→ Task inputs:
(begin)

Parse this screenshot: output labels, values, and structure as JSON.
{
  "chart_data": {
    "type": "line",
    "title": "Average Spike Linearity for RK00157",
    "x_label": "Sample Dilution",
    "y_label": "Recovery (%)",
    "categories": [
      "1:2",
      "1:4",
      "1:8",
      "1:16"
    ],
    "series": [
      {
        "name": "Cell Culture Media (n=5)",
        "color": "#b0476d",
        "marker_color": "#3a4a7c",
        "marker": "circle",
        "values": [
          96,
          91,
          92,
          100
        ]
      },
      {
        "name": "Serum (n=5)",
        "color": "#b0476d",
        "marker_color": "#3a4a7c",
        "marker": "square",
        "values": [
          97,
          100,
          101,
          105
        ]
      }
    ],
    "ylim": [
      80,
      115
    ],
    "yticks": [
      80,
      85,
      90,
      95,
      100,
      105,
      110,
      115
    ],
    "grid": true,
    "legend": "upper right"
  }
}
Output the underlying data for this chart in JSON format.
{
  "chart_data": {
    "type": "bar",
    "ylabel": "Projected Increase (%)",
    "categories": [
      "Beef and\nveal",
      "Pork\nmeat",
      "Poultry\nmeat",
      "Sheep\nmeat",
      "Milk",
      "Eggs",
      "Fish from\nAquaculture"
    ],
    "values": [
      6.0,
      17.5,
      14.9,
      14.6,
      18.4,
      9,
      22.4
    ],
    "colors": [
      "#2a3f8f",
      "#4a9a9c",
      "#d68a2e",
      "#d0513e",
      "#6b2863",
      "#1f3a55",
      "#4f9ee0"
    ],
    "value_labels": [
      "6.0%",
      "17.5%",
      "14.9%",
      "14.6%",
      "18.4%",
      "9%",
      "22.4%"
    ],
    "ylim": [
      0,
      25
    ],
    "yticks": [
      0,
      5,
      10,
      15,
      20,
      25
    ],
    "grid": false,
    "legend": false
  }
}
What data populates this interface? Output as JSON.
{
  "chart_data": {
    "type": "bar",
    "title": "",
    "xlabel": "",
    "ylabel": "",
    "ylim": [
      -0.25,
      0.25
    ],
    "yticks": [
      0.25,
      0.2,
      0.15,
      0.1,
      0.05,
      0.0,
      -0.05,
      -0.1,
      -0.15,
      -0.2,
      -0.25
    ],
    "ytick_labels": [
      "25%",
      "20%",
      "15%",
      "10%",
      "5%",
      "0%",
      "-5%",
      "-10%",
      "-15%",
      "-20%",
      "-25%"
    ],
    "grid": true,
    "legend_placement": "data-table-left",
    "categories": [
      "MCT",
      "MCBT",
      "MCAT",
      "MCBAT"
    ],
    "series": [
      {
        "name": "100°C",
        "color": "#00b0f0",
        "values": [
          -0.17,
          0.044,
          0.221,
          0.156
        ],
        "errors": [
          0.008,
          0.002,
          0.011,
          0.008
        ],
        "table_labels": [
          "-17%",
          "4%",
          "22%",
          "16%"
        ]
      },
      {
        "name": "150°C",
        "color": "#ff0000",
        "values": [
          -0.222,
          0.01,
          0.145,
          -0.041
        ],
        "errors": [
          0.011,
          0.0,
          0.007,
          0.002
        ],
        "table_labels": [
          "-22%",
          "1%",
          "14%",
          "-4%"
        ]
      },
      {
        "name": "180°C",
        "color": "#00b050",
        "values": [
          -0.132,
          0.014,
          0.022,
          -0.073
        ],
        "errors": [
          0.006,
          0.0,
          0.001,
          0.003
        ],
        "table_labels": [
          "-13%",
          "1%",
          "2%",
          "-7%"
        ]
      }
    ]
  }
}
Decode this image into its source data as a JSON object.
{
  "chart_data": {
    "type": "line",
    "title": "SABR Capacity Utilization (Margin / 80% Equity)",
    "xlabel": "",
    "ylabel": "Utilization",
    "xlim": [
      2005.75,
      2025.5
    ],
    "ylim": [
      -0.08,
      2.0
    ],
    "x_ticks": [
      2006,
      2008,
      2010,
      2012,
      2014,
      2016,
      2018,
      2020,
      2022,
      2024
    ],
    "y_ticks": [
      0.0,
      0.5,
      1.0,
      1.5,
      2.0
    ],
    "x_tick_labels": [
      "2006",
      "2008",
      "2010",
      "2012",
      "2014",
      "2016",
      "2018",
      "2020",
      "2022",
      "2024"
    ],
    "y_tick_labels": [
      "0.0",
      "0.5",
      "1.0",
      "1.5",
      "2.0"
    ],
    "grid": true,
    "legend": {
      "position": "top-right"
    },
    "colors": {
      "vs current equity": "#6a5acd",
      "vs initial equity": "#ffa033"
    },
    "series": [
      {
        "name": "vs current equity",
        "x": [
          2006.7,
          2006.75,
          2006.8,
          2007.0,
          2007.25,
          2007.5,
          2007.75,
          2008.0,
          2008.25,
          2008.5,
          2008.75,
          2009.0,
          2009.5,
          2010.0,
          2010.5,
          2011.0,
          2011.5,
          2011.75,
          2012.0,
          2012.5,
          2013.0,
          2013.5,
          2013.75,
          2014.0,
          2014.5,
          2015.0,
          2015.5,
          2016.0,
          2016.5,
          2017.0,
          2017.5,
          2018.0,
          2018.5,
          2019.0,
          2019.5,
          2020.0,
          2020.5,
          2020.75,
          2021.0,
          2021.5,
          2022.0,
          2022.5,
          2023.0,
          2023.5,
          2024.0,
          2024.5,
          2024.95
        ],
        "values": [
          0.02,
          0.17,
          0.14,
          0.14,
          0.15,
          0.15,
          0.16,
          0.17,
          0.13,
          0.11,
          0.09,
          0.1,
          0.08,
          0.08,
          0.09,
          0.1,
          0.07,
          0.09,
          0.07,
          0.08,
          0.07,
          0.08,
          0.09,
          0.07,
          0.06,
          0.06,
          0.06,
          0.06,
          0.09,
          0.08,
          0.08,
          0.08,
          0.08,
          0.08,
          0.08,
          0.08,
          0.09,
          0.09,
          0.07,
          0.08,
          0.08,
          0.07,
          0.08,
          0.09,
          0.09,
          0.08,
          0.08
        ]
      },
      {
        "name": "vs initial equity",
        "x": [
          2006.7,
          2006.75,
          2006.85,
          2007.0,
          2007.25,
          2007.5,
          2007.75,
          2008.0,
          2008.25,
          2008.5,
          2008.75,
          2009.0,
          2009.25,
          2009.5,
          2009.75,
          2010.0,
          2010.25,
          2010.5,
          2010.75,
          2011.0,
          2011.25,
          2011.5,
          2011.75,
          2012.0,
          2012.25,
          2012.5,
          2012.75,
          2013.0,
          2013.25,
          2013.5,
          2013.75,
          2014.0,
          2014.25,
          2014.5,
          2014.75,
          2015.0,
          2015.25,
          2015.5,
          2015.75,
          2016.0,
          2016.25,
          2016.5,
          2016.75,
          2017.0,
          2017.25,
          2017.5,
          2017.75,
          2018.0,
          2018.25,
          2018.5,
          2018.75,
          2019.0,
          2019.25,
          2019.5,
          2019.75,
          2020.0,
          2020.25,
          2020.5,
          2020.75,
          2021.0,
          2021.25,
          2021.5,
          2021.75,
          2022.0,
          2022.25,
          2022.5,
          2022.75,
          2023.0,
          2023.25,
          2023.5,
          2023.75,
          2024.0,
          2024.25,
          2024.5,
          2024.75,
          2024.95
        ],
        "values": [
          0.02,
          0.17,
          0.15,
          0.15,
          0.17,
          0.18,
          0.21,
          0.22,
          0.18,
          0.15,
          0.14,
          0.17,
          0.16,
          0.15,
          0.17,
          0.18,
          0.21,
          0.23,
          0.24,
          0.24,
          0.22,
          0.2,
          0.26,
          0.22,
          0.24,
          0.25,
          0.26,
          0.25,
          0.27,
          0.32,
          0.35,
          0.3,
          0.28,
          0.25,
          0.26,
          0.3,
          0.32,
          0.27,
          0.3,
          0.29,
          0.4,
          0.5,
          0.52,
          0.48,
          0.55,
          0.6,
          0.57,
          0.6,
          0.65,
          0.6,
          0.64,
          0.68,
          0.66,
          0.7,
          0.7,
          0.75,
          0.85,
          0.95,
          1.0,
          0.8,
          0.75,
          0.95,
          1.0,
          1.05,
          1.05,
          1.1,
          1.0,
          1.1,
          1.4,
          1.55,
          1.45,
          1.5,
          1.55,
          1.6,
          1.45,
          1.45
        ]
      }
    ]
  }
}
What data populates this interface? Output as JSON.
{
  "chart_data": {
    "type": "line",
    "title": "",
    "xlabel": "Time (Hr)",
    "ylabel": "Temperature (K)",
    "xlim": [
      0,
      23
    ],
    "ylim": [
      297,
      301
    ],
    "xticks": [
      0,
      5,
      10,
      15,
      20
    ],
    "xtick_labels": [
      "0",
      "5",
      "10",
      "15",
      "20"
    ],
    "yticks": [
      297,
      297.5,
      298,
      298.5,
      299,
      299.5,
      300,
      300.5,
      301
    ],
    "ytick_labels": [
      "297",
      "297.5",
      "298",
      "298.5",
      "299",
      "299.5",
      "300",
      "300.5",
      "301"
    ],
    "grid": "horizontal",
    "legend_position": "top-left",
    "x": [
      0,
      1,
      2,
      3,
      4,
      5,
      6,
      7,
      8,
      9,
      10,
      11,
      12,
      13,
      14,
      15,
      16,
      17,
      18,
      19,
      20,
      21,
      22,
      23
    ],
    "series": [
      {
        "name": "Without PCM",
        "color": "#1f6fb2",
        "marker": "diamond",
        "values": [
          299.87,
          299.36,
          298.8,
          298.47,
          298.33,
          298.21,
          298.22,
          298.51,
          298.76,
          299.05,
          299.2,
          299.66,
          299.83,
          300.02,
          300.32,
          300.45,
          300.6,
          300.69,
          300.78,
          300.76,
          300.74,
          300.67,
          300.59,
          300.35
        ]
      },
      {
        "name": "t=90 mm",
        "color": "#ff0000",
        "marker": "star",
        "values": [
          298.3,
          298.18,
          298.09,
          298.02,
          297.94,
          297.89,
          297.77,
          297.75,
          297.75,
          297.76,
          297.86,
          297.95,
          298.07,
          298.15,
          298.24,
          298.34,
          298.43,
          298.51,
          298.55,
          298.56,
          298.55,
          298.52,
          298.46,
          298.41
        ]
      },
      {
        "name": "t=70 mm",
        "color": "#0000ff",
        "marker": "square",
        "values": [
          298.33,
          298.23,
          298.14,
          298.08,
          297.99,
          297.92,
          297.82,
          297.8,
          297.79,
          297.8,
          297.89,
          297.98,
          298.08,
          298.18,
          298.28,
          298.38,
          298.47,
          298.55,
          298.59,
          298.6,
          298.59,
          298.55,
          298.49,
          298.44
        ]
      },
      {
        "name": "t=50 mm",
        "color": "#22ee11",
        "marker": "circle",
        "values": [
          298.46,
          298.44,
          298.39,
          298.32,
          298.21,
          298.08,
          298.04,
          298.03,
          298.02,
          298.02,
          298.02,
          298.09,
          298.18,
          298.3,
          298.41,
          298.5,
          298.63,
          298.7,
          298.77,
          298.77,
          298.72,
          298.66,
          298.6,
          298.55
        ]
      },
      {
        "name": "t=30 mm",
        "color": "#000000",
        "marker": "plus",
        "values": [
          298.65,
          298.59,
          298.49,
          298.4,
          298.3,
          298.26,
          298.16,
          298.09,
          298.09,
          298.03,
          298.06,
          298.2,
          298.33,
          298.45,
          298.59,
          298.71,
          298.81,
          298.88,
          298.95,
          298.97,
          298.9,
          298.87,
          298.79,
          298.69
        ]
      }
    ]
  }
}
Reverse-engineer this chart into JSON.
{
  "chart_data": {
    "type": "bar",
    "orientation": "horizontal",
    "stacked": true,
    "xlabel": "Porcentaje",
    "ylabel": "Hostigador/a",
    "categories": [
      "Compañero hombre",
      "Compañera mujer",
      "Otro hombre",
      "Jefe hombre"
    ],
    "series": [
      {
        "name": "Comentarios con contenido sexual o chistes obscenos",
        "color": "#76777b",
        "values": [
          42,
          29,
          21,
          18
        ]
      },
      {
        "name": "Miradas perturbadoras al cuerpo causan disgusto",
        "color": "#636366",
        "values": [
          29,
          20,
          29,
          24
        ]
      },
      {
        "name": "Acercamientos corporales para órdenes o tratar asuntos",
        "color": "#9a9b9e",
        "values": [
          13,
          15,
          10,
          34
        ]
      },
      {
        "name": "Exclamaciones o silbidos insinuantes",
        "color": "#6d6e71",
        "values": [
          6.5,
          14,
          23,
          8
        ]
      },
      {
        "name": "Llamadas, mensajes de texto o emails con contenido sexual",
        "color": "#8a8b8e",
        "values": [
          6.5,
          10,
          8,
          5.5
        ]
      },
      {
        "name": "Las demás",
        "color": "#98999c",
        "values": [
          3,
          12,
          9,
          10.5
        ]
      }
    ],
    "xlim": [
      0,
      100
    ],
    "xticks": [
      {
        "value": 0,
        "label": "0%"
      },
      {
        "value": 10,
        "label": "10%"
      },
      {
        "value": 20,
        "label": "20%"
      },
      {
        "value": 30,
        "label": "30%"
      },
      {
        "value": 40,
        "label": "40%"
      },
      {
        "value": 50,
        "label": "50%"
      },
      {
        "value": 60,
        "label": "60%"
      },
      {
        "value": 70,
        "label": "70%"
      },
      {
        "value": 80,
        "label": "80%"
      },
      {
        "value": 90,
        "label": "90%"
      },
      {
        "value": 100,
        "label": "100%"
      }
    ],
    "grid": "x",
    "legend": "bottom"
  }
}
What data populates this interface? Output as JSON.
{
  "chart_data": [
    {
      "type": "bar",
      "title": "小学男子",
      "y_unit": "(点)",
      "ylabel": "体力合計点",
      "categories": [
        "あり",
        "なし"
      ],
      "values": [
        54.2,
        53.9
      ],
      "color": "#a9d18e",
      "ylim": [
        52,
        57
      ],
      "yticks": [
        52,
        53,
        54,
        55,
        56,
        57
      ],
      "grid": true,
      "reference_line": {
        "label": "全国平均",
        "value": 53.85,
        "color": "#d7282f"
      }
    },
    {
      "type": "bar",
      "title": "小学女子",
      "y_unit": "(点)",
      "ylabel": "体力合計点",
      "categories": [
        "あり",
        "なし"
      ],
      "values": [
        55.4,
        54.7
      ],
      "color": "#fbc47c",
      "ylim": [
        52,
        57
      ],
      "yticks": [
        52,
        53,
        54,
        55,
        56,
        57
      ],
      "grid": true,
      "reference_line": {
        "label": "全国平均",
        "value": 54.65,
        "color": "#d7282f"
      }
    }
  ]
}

(end)

→ What you have to do:
Identify and list each line with the word "sexual".

→ Reply to the task:
        "name": "Comentarios con contenido sexual o chistes obscenos",
        "name": "Llamadas, mensajes de texto o emails con contenido sexual",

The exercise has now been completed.